◆ **Task statement**:
Collect from the data below each line with "Silty".

(Records that describe figures)
....................

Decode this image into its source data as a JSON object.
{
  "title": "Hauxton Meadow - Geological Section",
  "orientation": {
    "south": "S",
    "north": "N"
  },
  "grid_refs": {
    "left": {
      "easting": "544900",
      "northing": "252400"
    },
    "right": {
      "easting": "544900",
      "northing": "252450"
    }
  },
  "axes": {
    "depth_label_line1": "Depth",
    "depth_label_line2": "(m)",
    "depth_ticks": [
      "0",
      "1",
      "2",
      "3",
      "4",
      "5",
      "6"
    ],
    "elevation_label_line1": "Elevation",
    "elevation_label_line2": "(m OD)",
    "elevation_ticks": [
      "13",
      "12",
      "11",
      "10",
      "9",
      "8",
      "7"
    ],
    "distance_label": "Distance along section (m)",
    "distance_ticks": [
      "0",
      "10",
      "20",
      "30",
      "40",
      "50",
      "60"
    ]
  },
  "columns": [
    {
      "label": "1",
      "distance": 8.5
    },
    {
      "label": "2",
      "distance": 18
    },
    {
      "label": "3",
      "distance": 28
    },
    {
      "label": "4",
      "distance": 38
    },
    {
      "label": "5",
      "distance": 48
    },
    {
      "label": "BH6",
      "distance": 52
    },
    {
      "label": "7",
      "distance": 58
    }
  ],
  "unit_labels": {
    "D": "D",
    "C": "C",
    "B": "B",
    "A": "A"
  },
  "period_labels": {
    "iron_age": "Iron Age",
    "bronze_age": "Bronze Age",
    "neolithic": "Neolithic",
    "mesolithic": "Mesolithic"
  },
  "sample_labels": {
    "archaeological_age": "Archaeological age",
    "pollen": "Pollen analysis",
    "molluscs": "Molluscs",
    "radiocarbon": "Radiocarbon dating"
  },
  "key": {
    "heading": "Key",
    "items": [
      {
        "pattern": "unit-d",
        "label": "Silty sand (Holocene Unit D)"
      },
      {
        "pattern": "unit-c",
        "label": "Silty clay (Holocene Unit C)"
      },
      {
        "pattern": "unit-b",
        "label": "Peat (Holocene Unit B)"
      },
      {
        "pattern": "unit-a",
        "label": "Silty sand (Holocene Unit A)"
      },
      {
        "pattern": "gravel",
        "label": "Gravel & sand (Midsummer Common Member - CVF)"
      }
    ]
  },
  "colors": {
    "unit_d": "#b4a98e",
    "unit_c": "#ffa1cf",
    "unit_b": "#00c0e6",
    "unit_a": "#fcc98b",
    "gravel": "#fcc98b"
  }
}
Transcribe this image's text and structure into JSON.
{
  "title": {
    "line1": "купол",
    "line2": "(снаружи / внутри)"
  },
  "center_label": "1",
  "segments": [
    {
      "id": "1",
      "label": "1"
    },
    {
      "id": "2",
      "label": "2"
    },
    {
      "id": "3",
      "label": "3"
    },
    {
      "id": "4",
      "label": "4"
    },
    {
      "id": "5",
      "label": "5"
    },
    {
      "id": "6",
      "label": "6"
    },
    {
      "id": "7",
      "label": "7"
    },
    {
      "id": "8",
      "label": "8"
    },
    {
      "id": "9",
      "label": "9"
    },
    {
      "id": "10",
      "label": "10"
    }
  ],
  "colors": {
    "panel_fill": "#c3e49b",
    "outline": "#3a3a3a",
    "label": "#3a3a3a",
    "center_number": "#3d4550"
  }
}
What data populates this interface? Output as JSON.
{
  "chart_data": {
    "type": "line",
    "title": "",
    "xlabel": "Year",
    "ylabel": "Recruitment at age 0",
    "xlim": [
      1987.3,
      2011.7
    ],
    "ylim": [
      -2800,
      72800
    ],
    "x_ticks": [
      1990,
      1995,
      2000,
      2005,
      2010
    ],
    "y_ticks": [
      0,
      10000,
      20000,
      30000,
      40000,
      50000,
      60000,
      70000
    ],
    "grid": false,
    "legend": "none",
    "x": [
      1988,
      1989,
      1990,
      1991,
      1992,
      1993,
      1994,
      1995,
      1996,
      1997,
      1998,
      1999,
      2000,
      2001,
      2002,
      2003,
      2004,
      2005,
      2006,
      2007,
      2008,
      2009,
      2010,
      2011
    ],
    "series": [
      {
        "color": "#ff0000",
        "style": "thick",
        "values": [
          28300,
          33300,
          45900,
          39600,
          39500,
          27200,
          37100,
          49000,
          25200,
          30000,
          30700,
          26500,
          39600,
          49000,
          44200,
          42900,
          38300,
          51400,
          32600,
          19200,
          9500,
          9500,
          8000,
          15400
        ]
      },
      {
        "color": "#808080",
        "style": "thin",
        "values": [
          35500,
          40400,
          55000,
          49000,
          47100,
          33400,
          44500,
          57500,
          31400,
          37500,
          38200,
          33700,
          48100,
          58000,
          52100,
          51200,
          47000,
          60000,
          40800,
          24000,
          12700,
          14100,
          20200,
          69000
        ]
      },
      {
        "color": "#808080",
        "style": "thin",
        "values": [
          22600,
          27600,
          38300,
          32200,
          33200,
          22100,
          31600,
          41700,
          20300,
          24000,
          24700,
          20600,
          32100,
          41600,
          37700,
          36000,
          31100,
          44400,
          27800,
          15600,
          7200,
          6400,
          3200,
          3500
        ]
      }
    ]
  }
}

....................

◆ **Right answer**:
        "label": "Silty sand (Holocene Unit D)"
        "label": "Silty clay (Holocene Unit C)"
        "label": "Silty sand (Holocene Unit A)"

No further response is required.